*Exercise requirements*:
Below is a block of data; give all of it again word for word.

•••••

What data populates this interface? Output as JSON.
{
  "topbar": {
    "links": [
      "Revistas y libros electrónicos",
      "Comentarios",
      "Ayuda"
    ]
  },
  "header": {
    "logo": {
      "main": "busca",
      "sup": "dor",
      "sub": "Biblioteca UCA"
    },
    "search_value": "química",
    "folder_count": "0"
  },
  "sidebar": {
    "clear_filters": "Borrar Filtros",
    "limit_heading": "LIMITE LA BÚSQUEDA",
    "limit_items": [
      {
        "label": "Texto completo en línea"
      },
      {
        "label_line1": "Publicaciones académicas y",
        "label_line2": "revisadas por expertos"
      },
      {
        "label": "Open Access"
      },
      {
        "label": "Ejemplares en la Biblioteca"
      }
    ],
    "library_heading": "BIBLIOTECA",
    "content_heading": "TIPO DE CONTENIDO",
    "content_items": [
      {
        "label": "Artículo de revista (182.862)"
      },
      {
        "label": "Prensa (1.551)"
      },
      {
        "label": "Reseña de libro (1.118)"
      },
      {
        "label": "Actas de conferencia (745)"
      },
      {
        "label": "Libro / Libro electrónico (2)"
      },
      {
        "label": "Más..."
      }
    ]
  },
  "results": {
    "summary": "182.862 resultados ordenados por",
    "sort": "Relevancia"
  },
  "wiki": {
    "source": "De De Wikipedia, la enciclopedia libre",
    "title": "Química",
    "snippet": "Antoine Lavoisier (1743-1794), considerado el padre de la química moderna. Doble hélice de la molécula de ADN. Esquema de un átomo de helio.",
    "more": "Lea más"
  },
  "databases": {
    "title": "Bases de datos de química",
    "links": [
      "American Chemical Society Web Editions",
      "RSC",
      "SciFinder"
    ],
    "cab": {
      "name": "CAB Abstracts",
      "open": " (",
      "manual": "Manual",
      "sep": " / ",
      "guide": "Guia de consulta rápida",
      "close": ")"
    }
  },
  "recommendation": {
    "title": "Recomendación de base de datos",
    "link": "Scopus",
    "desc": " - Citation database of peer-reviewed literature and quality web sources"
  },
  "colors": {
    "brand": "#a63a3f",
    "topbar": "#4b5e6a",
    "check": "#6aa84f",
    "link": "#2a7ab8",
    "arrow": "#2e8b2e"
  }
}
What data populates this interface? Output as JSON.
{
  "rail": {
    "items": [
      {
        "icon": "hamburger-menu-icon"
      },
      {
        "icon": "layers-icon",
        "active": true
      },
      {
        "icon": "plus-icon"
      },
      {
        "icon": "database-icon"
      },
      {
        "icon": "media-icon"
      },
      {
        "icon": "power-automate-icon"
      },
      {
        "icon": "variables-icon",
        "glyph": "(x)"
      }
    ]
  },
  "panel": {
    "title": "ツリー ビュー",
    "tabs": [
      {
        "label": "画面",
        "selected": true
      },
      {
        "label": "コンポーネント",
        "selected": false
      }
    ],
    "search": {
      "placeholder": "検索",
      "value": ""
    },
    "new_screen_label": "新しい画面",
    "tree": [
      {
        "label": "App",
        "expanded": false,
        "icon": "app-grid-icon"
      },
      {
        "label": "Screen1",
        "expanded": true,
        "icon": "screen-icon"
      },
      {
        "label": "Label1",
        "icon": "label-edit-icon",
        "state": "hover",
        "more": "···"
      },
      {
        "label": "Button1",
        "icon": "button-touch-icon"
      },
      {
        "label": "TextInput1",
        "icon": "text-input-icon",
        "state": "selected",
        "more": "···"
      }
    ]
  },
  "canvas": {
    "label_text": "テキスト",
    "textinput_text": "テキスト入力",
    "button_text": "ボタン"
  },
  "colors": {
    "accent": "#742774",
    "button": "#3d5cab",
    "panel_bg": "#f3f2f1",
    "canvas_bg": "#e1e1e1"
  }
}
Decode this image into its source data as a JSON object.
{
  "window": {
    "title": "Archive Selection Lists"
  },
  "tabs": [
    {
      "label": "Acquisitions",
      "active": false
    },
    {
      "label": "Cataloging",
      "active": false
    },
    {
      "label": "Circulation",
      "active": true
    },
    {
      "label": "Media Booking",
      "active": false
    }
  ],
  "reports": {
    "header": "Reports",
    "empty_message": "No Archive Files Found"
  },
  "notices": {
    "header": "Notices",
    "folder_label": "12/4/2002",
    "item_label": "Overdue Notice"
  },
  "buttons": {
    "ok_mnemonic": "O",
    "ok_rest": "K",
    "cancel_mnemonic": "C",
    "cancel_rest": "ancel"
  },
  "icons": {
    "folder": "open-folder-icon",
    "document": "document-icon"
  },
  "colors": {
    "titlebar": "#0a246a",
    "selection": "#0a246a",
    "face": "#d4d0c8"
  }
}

•••••

*Result*:
What data populates this interface? Output as JSON.
{
  "topbar": {
    "links": [
      "Revistas y libros electrónicos",
      "Comentarios",
      "Ayuda"
    ]
  },
  "header": {
    "logo": {
      "main": "busca",
      "sup": "dor",
      "sub": "Biblioteca UCA"
    },
    "search_value": "química",
    "folder_count": "0"
  },
  "sidebar": {
    "clear_filters": "Borrar Filtros",
    "limit_heading": "LIMITE LA BÚSQUEDA",
    "limit_items": [
      {
        "label": "Texto completo en línea"
      },
      {
        "label_line1": "Publicaciones académicas y",
        "label_line2": "revisadas por expertos"
      },
      {
        "label": "Open Access"
      },
      {
        "label": "Ejemplares en la Biblioteca"
      }
    ],
    "library_heading": "BIBLIOTECA",
    "content_heading": "TIPO DE CONTENIDO",
    "content_items": [
      {
        "label": "Artículo de revista (182.862)"
      },
      {
        "label": "Prensa (1.551)"
      },
      {
        "label": "Reseña de libro (1.118)"
      },
      {
        "label": "Actas de conferencia (745)"
      },
      {
        "label": "Libro / Libro electrónico (2)"
      },
      {
        "label": "Más..."
      }
    ]
  },
  "results": {
    "summary": "182.862 resultados ordenados por",
    "sort": "Relevancia"
  },
  "wiki": {
    "source": "De De Wikipedia, la enciclopedia libre",
    "title": "Química",
    "snippet": "Antoine Lavoisier (1743-1794), considerado el padre de la química moderna. Doble hélice de la molécula de ADN. Esquema de un átomo de helio.",
    "more": "Lea más"
  },
  "databases": {
    "title": "Bases de datos de química",
    "links": [
      "American Chemical Society Web Editions",
      "RSC",
      "SciFinder"
    ],
    "cab": {
      "name": "CAB Abstracts",
      "open": " (",
      "manual": "Manual",
      "sep": " / ",
      "guide": "Guia de consulta rápida",
      "close": ")"
    }
  },
  "recommendation": {
    "title": "Recomendación de base de datos",
    "link": "Scopus",
    "desc": " - Citation database of peer-reviewed literature and quality web sources"
  },
  "colors": {
    "brand": "#a63a3f",
    "topbar": "#4b5e6a",
    "check": "#6aa84f",
    "link": "#2a7ab8",
    "arrow": "#2e8b2e"
  }
}
What data populates this interface? Output as JSON.
{
  "rail": {
    "items": [
      {
        "icon": "hamburger-menu-icon"
      },
      {
        "icon": "layers-icon",
        "active": true
      },
      {
        "icon": "plus-icon"
      },
      {
        "icon": "database-icon"
      },
      {
        "icon": "media-icon"
      },
      {
        "icon": "power-automate-icon"
      },
      {
        "icon": "variables-icon",
        "glyph": "(x)"
      }
    ]
  },
  "panel": {
    "title": "ツリー ビュー",
    "tabs": [
      {
        "label": "画面",
        "selected": true
      },
      {
        "label": "コンポーネント",
        "selected": false
      }
    ],
    "search": {
      "placeholder": "検索",
      "value": ""
    },
    "new_screen_label": "新しい画面",
    "tree": [
      {
        "label": "App",
        "expanded": false,
        "icon": "app-grid-icon"
      },
      {
        "label": "Screen1",
        "expanded": true,
        "icon": "screen-icon"
      },
      {
        "label": "Label1",
        "icon": "label-edit-icon",
        "state": "hover",
        "more": "···"
      },
      {
        "label": "Button1",
        "icon": "button-touch-icon"
      },
      {
        "label": "TextInput1",
        "icon": "text-input-icon",
        "state": "selected",
        "more": "···"
      }
    ]
  },
  "canvas": {
    "label_text": "テキスト",
    "textinput_text": "テキスト入力",
    "button_text": "ボタン"
  },
  "colors": {
    "accent": "#742774",
    "button": "#3d5cab",
    "panel_bg": "#f3f2f1",
    "canvas_bg": "#e1e1e1"
  }
}
Decode this image into its source data as a JSON object.
{
  "window": {
    "title": "Archive Selection Lists"
  },
  "tabs": [
    {
      "label": "Acquisitions",
      "active": false
    },
    {
      "label": "Cataloging",
      "active": false
    },
    {
      "label": "Circulation",
      "active": true
    },
    {
      "label": "Media Booking",
      "active": false
    }
  ],
  "reports": {
    "header": "Reports",
    "empty_message": "No Archive Files Found"
  },
  "notices": {
    "header": "Notices",
    "folder_label": "12/4/2002",
    "item_label": "Overdue Notice"
  },
  "buttons": {
    "ok_mnemonic": "O",
    "ok_rest": "K",
    "cancel_mnemonic": "C",
    "cancel_rest": "ancel"
  },
  "icons": {
    "folder": "open-folder-icon",
    "document": "document-icon"
  },
  "colors": {
    "titlebar": "#0a246a",
    "selection": "#0a246a",
    "face": "#d4d0c8"
  }
}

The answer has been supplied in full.